_AIM OF THE EXERCISE_. Give the number of lines in the listing below that include the word "ffffff", with nothing more.
──────── RECORDS PROVIDED ────────
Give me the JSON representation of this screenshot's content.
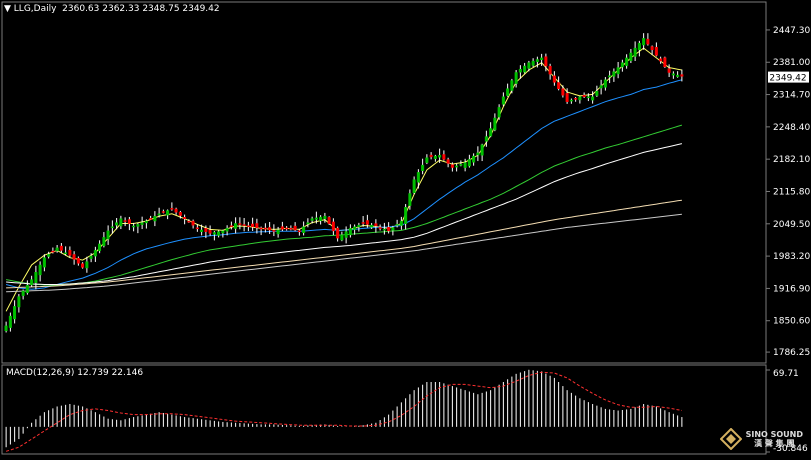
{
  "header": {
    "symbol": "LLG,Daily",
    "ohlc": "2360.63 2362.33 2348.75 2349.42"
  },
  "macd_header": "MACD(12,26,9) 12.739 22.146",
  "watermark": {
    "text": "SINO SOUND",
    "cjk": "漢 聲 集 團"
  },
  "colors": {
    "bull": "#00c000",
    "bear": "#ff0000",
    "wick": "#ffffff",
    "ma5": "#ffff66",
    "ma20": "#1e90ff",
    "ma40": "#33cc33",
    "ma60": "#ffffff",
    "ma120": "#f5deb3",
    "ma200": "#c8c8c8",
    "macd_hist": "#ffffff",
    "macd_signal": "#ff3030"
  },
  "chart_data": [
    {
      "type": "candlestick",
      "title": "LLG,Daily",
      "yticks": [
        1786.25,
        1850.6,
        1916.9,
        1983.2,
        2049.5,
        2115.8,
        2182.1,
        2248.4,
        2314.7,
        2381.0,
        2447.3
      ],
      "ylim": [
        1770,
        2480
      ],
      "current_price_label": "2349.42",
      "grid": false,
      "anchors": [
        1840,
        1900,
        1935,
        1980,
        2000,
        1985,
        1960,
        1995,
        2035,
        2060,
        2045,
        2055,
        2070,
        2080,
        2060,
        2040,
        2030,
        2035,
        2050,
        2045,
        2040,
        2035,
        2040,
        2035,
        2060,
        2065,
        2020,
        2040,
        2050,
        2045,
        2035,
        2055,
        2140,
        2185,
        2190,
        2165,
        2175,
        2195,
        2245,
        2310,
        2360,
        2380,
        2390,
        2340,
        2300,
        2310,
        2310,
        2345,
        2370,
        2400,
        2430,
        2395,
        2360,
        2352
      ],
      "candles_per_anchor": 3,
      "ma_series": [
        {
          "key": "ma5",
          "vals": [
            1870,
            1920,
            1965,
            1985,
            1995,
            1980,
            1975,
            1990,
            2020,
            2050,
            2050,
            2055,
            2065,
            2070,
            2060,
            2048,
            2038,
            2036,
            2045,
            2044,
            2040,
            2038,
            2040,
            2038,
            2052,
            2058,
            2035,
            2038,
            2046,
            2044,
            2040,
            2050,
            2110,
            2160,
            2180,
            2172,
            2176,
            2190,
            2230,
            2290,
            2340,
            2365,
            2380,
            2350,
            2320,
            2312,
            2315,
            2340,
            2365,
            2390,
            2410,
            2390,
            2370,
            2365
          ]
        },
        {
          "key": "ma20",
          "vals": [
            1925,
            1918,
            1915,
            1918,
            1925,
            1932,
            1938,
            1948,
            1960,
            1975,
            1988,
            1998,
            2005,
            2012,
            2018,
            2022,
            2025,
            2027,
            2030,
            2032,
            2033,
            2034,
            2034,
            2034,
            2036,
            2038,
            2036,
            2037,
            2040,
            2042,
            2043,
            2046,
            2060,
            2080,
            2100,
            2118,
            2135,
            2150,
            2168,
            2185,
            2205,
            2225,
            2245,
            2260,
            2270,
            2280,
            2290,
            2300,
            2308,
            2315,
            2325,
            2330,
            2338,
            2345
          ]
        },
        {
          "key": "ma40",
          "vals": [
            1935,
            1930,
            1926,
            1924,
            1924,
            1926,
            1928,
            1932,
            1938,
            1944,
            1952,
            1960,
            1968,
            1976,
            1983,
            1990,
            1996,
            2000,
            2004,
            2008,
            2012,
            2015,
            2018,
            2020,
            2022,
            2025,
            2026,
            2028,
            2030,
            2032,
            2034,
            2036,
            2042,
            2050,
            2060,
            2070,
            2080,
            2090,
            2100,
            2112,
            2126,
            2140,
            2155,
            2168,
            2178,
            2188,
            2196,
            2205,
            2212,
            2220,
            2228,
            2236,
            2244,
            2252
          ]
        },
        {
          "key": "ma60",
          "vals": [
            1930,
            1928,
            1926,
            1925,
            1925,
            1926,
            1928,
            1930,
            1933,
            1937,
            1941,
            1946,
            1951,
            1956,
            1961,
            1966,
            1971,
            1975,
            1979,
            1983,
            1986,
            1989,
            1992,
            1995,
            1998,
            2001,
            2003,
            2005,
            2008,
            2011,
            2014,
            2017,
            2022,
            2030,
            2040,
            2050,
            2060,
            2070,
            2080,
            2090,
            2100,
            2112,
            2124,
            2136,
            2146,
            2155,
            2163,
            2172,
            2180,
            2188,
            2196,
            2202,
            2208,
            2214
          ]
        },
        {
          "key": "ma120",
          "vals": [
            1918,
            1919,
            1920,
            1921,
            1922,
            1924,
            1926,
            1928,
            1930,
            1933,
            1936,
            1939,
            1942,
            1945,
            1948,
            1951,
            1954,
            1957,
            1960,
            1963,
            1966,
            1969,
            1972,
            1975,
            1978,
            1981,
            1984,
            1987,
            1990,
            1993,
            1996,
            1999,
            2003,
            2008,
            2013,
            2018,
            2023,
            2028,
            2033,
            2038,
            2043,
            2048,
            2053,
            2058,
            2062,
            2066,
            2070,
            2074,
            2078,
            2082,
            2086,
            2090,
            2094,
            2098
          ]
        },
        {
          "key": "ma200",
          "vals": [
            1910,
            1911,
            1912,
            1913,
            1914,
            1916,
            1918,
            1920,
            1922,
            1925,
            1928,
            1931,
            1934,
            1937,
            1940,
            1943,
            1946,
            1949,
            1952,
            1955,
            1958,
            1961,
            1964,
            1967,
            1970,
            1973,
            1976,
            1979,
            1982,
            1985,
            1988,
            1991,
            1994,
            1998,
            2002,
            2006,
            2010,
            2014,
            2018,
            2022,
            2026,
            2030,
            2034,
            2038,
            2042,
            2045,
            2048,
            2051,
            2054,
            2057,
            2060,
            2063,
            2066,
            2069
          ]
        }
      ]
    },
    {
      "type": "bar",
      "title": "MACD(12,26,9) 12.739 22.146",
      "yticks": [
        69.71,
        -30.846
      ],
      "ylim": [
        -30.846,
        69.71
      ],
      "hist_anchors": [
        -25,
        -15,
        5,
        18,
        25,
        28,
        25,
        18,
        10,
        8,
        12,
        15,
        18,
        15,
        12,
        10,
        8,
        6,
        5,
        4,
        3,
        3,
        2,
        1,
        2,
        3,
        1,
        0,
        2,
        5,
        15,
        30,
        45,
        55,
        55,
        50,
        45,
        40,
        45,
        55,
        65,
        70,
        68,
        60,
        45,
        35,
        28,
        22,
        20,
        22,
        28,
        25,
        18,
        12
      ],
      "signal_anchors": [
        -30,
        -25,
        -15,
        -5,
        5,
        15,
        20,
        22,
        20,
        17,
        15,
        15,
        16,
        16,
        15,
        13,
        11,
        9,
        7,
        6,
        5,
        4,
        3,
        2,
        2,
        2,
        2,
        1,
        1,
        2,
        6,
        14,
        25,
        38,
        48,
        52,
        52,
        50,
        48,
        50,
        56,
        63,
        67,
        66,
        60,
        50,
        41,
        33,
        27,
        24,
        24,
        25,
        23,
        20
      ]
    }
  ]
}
────────
──────── RECORDS PROVIDED ────────
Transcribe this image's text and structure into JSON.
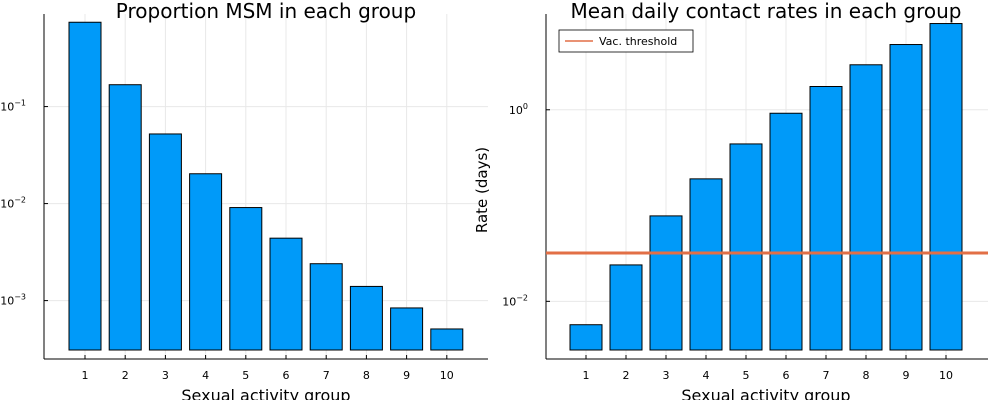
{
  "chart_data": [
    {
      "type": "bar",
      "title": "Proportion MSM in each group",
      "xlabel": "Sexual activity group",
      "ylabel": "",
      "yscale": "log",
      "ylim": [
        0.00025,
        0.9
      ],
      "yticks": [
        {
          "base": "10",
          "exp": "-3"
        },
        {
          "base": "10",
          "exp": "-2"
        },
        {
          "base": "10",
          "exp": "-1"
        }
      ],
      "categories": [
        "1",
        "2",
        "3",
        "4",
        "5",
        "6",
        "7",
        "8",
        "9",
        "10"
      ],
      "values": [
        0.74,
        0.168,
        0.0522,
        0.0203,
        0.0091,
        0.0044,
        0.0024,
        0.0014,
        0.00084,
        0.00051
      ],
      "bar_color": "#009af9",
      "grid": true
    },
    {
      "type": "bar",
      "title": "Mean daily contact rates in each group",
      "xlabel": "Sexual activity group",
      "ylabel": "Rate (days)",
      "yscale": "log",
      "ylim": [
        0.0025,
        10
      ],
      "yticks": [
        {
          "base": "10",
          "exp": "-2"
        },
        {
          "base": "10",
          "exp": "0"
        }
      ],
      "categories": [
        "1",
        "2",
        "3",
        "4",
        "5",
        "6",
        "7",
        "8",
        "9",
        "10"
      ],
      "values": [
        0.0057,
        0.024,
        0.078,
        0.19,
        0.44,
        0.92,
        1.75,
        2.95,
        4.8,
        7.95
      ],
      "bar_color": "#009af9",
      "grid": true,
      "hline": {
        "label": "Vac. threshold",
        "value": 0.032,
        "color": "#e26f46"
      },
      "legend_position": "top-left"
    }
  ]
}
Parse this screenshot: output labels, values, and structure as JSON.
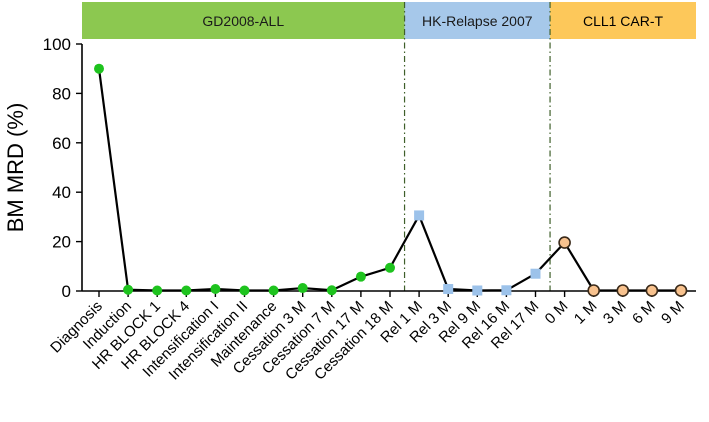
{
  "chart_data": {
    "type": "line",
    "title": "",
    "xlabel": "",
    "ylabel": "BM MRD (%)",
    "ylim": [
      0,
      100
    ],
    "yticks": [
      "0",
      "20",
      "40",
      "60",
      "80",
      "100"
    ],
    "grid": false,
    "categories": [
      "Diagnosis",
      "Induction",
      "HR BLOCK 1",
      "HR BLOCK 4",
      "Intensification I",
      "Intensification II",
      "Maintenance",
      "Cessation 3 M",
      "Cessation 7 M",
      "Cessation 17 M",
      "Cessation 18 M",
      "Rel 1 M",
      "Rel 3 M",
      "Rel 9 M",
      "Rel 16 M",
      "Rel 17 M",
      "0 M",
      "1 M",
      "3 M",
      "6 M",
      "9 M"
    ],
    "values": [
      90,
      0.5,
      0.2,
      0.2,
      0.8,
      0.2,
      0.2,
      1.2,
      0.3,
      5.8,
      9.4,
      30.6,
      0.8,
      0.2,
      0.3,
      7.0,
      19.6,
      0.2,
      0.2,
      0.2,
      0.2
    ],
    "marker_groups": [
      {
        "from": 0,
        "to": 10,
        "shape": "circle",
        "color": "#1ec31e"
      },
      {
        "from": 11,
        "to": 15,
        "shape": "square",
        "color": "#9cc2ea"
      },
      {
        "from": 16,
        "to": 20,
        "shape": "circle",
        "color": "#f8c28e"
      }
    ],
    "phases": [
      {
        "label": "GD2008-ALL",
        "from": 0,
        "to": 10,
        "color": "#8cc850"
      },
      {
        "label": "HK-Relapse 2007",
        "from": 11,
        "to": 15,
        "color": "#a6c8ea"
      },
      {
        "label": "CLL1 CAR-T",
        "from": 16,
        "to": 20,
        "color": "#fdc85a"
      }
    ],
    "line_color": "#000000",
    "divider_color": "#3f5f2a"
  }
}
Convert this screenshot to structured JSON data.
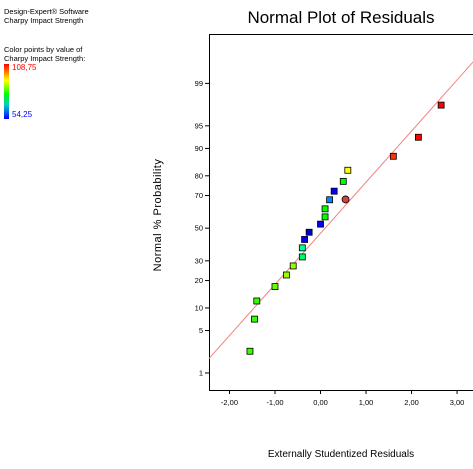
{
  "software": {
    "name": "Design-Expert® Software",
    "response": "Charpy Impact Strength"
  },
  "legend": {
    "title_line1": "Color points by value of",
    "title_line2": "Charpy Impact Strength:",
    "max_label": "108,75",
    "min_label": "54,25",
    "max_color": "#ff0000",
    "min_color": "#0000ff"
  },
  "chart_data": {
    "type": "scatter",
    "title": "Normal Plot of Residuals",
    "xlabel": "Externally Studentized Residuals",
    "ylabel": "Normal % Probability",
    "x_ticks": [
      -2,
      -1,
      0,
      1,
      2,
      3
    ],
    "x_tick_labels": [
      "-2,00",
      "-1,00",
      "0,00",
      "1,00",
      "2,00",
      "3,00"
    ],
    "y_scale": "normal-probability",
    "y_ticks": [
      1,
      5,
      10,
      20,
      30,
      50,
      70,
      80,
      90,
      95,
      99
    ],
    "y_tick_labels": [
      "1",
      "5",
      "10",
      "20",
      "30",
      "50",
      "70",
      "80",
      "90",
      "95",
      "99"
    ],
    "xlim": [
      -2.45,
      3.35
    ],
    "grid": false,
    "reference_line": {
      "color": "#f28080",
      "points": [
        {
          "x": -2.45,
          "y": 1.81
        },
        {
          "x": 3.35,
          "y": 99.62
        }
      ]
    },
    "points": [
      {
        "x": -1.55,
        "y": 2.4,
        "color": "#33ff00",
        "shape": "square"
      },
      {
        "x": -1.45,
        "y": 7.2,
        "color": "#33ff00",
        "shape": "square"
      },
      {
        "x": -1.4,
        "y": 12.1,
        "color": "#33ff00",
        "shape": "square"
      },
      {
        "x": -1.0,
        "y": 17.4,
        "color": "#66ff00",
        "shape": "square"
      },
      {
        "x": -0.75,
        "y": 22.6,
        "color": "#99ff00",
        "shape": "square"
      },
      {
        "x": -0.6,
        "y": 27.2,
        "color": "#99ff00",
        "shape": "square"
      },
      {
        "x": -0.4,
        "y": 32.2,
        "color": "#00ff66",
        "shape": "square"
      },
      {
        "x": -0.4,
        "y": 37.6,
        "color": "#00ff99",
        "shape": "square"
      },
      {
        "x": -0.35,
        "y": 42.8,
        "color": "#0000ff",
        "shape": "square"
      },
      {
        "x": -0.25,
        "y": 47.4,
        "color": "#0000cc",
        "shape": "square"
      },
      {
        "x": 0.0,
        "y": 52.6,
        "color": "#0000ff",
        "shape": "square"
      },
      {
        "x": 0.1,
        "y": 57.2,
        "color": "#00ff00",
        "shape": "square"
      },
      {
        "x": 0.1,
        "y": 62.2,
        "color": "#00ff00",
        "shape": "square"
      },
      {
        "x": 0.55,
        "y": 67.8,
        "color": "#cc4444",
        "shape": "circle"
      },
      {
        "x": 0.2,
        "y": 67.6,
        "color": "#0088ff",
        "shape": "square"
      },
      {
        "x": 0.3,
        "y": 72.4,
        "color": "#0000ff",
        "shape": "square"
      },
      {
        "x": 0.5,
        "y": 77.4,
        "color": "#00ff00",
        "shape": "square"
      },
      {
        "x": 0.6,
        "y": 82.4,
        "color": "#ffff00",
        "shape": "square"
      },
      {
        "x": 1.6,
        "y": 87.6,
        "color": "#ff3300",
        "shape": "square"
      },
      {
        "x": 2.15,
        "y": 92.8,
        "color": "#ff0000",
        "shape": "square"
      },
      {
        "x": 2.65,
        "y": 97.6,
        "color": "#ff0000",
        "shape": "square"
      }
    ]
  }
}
────────
_COMPLETED EXERCISE_. 3